What the task asks: Write out the whole listing, matching it exactly.

Data section:
•••
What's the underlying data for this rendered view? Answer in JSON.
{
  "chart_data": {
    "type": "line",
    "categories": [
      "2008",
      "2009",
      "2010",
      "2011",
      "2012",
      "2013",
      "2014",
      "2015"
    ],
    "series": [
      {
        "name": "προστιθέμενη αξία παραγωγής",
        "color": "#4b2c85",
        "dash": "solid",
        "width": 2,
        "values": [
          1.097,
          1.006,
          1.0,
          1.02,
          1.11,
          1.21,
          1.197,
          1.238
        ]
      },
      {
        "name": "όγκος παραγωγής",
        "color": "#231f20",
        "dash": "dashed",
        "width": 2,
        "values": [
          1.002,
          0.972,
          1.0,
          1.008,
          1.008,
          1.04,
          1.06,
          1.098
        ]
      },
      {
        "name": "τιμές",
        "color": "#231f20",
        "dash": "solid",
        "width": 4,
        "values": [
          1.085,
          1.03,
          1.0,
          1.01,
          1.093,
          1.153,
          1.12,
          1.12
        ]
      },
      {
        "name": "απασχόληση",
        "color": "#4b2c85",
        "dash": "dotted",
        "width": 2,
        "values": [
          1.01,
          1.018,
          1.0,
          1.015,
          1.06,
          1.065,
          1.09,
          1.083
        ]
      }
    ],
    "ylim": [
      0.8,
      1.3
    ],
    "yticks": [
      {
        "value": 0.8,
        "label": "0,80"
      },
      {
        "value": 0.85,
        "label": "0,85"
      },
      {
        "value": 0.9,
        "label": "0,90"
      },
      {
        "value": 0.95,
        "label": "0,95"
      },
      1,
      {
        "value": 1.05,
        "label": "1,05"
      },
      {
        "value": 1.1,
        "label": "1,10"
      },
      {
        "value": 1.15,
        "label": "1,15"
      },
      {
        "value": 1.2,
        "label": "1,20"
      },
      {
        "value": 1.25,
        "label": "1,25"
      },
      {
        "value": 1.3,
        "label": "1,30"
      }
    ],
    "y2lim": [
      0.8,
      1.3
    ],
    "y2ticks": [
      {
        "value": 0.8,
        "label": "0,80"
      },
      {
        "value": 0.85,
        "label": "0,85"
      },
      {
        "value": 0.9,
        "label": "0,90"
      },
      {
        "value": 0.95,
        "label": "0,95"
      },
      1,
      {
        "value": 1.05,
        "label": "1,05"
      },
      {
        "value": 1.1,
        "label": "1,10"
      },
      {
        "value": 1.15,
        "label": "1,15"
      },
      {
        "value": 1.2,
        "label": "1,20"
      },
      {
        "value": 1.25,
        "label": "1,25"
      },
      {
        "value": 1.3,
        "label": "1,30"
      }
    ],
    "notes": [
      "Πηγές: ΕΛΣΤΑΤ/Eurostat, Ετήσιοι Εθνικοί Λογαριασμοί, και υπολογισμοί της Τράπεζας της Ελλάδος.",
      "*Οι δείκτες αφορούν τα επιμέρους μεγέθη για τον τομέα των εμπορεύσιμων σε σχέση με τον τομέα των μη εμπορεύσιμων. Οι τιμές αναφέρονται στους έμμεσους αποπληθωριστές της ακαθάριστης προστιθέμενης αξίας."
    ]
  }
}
•••
Output of the exercise:
What's the underlying data for this rendered view? Answer in JSON.
{
  "chart_data": {
    "type": "line",
    "categories": [
      "2008",
      "2009",
      "2010",
      "2011",
      "2012",
      "2013",
      "2014",
      "2015"
    ],
    "series": [
      {
        "name": "προστιθέμενη αξία παραγωγής",
        "color": "#4b2c85",
        "dash": "solid",
        "width": 2,
        "values": [
          1.097,
          1.006,
          1.0,
          1.02,
          1.11,
          1.21,
          1.197,
          1.238
        ]
      },
      {
        "name": "όγκος παραγωγής",
        "color": "#231f20",
        "dash": "dashed",
        "width": 2,
        "values": [
          1.002,
          0.972,
          1.0,
          1.008,
          1.008,
          1.04,
          1.06,
          1.098
        ]
      },
      {
        "name": "τιμές",
        "color": "#231f20",
        "dash": "solid",
        "width": 4,
        "values": [
          1.085,
          1.03,
          1.0,
          1.01,
          1.093,
          1.153,
          1.12,
          1.12
        ]
      },
      {
        "name": "απασχόληση",
        "color": "#4b2c85",
        "dash": "dotted",
        "width": 2,
        "values": [
          1.01,
          1.018,
          1.0,
          1.015,
          1.06,
          1.065,
          1.09,
          1.083
        ]
      }
    ],
    "ylim": [
      0.8,
      1.3
    ],
    "yticks": [
      {
        "value": 0.8,
        "label": "0,80"
      },
      {
        "value": 0.85,
        "label": "0,85"
      },
      {
        "value": 0.9,
        "label": "0,90"
      },
      {
        "value": 0.95,
        "label": "0,95"
      },
      1,
      {
        "value": 1.05,
        "label": "1,05"
      },
      {
        "value": 1.1,
        "label": "1,10"
      },
      {
        "value": 1.15,
        "label": "1,15"
      },
      {
        "value": 1.2,
        "label": "1,20"
      },
      {
        "value": 1.25,
        "label": "1,25"
      },
      {
        "value": 1.3,
        "label": "1,30"
      }
    ],
    "y2lim": [
      0.8,
      1.3
    ],
    "y2ticks": [
      {
        "value": 0.8,
        "label": "0,80"
      },
      {
        "value": 0.85,
        "label": "0,85"
      },
      {
        "value": 0.9,
        "label": "0,90"
      },
      {
        "value": 0.95,
        "label": "0,95"
      },
      1,
      {
        "value": 1.05,
        "label": "1,05"
      },
      {
        "value": 1.1,
        "label": "1,10"
      },
      {
        "value": 1.15,
        "label": "1,15"
      },
      {
        "value": 1.2,
        "label": "1,20"
      },
      {
        "value": 1.25,
        "label": "1,25"
      },
      {
        "value": 1.3,
        "label": "1,30"
      }
    ],
    "notes": [
      "Πηγές: ΕΛΣΤΑΤ/Eurostat, Ετήσιοι Εθνικοί Λογαριασμοί, και υπολογισμοί της Τράπεζας της Ελλάδος.",
      "*Οι δείκτες αφορούν τα επιμέρους μεγέθη για τον τομέα των εμπορεύσιμων σε σχέση με τον τομέα των μη εμπορεύσιμων. Οι τιμές αναφέρονται στους έμμεσους αποπληθωριστές της ακαθάριστης προστιθέμενης αξίας."
    ]
  }
}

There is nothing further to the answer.